==== Task inputs

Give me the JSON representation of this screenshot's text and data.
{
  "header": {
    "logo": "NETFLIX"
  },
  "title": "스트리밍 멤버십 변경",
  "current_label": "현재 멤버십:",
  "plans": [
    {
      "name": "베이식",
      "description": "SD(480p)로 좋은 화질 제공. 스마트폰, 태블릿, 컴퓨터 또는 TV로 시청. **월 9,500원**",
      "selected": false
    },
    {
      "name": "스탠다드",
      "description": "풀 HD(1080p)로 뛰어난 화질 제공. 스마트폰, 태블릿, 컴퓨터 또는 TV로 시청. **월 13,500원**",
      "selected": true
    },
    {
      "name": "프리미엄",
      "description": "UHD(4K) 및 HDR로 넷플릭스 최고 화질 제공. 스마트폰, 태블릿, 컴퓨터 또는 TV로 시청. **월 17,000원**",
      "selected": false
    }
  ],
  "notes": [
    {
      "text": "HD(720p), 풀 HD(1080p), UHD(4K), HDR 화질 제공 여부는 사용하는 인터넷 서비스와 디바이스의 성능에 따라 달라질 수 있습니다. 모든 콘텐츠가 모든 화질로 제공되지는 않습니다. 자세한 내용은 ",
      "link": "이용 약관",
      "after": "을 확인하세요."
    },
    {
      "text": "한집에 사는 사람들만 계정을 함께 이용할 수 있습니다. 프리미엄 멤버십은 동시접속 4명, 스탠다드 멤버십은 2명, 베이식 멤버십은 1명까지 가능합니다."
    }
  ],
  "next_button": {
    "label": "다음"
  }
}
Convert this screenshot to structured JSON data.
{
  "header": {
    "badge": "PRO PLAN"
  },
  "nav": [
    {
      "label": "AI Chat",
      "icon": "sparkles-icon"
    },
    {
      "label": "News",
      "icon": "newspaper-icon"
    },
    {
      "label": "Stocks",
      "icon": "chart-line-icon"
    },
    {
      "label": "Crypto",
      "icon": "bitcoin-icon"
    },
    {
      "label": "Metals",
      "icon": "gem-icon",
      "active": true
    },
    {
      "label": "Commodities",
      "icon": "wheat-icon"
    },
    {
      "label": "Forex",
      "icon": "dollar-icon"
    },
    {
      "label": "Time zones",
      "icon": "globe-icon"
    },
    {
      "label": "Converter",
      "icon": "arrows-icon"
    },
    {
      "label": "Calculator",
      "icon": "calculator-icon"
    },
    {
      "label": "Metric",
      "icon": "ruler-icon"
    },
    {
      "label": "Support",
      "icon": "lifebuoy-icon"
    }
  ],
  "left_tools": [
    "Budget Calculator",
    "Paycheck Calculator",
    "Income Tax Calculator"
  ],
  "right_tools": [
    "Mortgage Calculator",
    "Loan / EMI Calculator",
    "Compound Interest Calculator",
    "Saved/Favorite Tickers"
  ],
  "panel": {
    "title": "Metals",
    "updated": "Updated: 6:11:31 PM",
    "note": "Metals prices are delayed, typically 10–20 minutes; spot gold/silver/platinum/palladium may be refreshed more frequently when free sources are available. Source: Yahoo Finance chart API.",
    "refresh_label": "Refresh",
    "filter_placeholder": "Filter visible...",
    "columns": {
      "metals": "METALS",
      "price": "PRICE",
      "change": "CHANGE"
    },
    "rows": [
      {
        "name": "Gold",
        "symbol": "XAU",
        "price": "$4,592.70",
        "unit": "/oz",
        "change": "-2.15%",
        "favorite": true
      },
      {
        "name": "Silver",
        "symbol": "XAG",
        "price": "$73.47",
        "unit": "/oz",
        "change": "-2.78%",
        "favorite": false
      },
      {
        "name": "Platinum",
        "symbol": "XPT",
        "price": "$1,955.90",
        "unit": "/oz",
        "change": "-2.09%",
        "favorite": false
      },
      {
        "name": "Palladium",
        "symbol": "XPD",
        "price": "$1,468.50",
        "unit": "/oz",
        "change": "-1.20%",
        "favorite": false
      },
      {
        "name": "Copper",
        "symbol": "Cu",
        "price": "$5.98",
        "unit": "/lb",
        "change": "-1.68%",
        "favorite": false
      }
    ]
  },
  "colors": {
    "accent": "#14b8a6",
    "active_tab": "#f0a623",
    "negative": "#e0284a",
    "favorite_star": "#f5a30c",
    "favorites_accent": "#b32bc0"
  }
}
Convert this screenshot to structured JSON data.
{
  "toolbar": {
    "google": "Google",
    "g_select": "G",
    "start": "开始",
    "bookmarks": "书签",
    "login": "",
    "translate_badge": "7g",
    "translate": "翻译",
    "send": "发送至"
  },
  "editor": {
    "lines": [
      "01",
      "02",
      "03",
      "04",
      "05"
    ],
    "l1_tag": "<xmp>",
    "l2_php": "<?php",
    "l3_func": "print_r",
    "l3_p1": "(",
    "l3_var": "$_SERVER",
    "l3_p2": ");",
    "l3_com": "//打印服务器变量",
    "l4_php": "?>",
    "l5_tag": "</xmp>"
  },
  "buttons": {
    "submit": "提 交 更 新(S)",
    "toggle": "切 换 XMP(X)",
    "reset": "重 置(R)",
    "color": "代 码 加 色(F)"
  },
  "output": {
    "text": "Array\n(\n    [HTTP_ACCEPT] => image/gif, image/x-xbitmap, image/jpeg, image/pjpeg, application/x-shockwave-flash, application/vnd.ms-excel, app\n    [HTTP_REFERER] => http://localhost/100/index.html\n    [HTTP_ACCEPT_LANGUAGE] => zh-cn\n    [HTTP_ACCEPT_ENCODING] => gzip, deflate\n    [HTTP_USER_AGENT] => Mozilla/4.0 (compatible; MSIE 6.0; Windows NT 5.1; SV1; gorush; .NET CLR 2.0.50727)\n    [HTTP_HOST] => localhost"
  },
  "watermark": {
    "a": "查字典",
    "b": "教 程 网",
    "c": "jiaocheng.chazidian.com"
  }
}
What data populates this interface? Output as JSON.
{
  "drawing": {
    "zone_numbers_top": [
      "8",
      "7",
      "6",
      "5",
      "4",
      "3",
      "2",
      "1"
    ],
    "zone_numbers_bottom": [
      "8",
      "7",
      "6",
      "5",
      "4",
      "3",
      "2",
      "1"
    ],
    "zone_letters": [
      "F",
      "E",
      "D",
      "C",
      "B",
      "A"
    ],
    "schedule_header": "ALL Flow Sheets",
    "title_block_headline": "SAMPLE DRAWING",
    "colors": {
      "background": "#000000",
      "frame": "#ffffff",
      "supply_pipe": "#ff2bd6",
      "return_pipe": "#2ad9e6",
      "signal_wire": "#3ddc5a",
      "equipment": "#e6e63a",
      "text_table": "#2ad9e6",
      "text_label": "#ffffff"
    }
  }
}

========

Given request: Return each entry from above without altering a single character.

Result of the exercise:
Give me the JSON representation of this screenshot's text and data.
{
  "header": {
    "logo": "NETFLIX"
  },
  "title": "스트리밍 멤버십 변경",
  "current_label": "현재 멤버십:",
  "plans": [
    {
      "name": "베이식",
      "description": "SD(480p)로 좋은 화질 제공. 스마트폰, 태블릿, 컴퓨터 또는 TV로 시청. **월 9,500원**",
      "selected": false
    },
    {
      "name": "스탠다드",
      "description": "풀 HD(1080p)로 뛰어난 화질 제공. 스마트폰, 태블릿, 컴퓨터 또는 TV로 시청. **월 13,500원**",
      "selected": true
    },
    {
      "name": "프리미엄",
      "description": "UHD(4K) 및 HDR로 넷플릭스 최고 화질 제공. 스마트폰, 태블릿, 컴퓨터 또는 TV로 시청. **월 17,000원**",
      "selected": false
    }
  ],
  "notes": [
    {
      "text": "HD(720p), 풀 HD(1080p), UHD(4K), HDR 화질 제공 여부는 사용하는 인터넷 서비스와 디바이스의 성능에 따라 달라질 수 있습니다. 모든 콘텐츠가 모든 화질로 제공되지는 않습니다. 자세한 내용은 ",
      "link": "이용 약관",
      "after": "을 확인하세요."
    },
    {
      "text": "한집에 사는 사람들만 계정을 함께 이용할 수 있습니다. 프리미엄 멤버십은 동시접속 4명, 스탠다드 멤버십은 2명, 베이식 멤버십은 1명까지 가능합니다."
    }
  ],
  "next_button": {
    "label": "다음"
  }
}
Convert this screenshot to structured JSON data.
{
  "header": {
    "badge": "PRO PLAN"
  },
  "nav": [
    {
      "label": "AI Chat",
      "icon": "sparkles-icon"
    },
    {
      "label": "News",
      "icon": "newspaper-icon"
    },
    {
      "label": "Stocks",
      "icon": "chart-line-icon"
    },
    {
      "label": "Crypto",
      "icon": "bitcoin-icon"
    },
    {
      "label": "Metals",
      "icon": "gem-icon",
      "active": true
    },
    {
      "label": "Commodities",
      "icon": "wheat-icon"
    },
    {
      "label": "Forex",
      "icon": "dollar-icon"
    },
    {
      "label": "Time zones",
      "icon": "globe-icon"
    },
    {
      "label": "Converter",
      "icon": "arrows-icon"
    },
    {
      "label": "Calculator",
      "icon": "calculator-icon"
    },
    {
      "label": "Metric",
      "icon": "ruler-icon"
    },
    {
      "label": "Support",
      "icon": "lifebuoy-icon"
    }
  ],
  "left_tools": [
    "Budget Calculator",
    "Paycheck Calculator",
    "Income Tax Calculator"
  ],
  "right_tools": [
    "Mortgage Calculator",
    "Loan / EMI Calculator",
    "Compound Interest Calculator",
    "Saved/Favorite Tickers"
  ],
  "panel": {
    "title": "Metals",
    "updated": "Updated: 6:11:31 PM",
    "note": "Metals prices are delayed, typically 10–20 minutes; spot gold/silver/platinum/palladium may be refreshed more frequently when free sources are available. Source: Yahoo Finance chart API.",
    "refresh_label": "Refresh",
    "filter_placeholder": "Filter visible...",
    "columns": {
      "metals": "METALS",
      "price": "PRICE",
      "change": "CHANGE"
    },
    "rows": [
      {
        "name": "Gold",
        "symbol": "XAU",
        "price": "$4,592.70",
        "unit": "/oz",
        "change": "-2.15%",
        "favorite": true
      },
      {
        "name": "Silver",
        "symbol": "XAG",
        "price": "$73.47",
        "unit": "/oz",
        "change": "-2.78%",
        "favorite": false
      },
      {
        "name": "Platinum",
        "symbol": "XPT",
        "price": "$1,955.90",
        "unit": "/oz",
        "change": "-2.09%",
        "favorite": false
      },
      {
        "name": "Palladium",
        "symbol": "XPD",
        "price": "$1,468.50",
        "unit": "/oz",
        "change": "-1.20%",
        "favorite": false
      },
      {
        "name": "Copper",
        "symbol": "Cu",
        "price": "$5.98",
        "unit": "/lb",
        "change": "-1.68%",
        "favorite": false
      }
    ]
  },
  "colors": {
    "accent": "#14b8a6",
    "active_tab": "#f0a623",
    "negative": "#e0284a",
    "favorite_star": "#f5a30c",
    "favorites_accent": "#b32bc0"
  }
}
Convert this screenshot to structured JSON data.
{
  "toolbar": {
    "google": "Google",
    "g_select": "G",
    "start": "开始",
    "bookmarks": "书签",
    "login": "",
    "translate_badge": "7g",
    "translate": "翻译",
    "send": "发送至"
  },
  "editor": {
    "lines": [
      "01",
      "02",
      "03",
      "04",
      "05"
    ],
    "l1_tag": "<xmp>",
    "l2_php": "<?php",
    "l3_func": "print_r",
    "l3_p1": "(",
    "l3_var": "$_SERVER",
    "l3_p2": ");",
    "l3_com": "//打印服务器变量",
    "l4_php": "?>",
    "l5_tag": "</xmp>"
  },
  "buttons": {
    "submit": "提 交 更 新(S)",
    "toggle": "切 换 XMP(X)",
    "reset": "重 置(R)",
    "color": "代 码 加 色(F)"
  },
  "output": {
    "text": "Array\n(\n    [HTTP_ACCEPT] => image/gif, image/x-xbitmap, image/jpeg, image/pjpeg, application/x-shockwave-flash, application/vnd.ms-excel, app\n    [HTTP_REFERER] => http://localhost/100/index.html\n    [HTTP_ACCEPT_LANGUAGE] => zh-cn\n    [HTTP_ACCEPT_ENCODING] => gzip, deflate\n    [HTTP_USER_AGENT] => Mozilla/4.0 (compatible; MSIE 6.0; Windows NT 5.1; SV1; gorush; .NET CLR 2.0.50727)\n    [HTTP_HOST] => localhost"
  },
  "watermark": {
    "a": "查字典",
    "b": "教 程 网",
    "c": "jiaocheng.chazidian.com"
  }
}
What data populates this interface? Output as JSON.
{
  "drawing": {
    "zone_numbers_top": [
      "8",
      "7",
      "6",
      "5",
      "4",
      "3",
      "2",
      "1"
    ],
    "zone_numbers_bottom": [
      "8",
      "7",
      "6",
      "5",
      "4",
      "3",
      "2",
      "1"
    ],
    "zone_letters": [
      "F",
      "E",
      "D",
      "C",
      "B",
      "A"
    ],
    "schedule_header": "ALL Flow Sheets",
    "title_block_headline": "SAMPLE DRAWING",
    "colors": {
      "background": "#000000",
      "frame": "#ffffff",
      "supply_pipe": "#ff2bd6",
      "return_pipe": "#2ad9e6",
      "signal_wire": "#3ddc5a",
      "equipment": "#e6e63a",
      "text_table": "#2ad9e6",
      "text_label": "#ffffff"
    }
  }
}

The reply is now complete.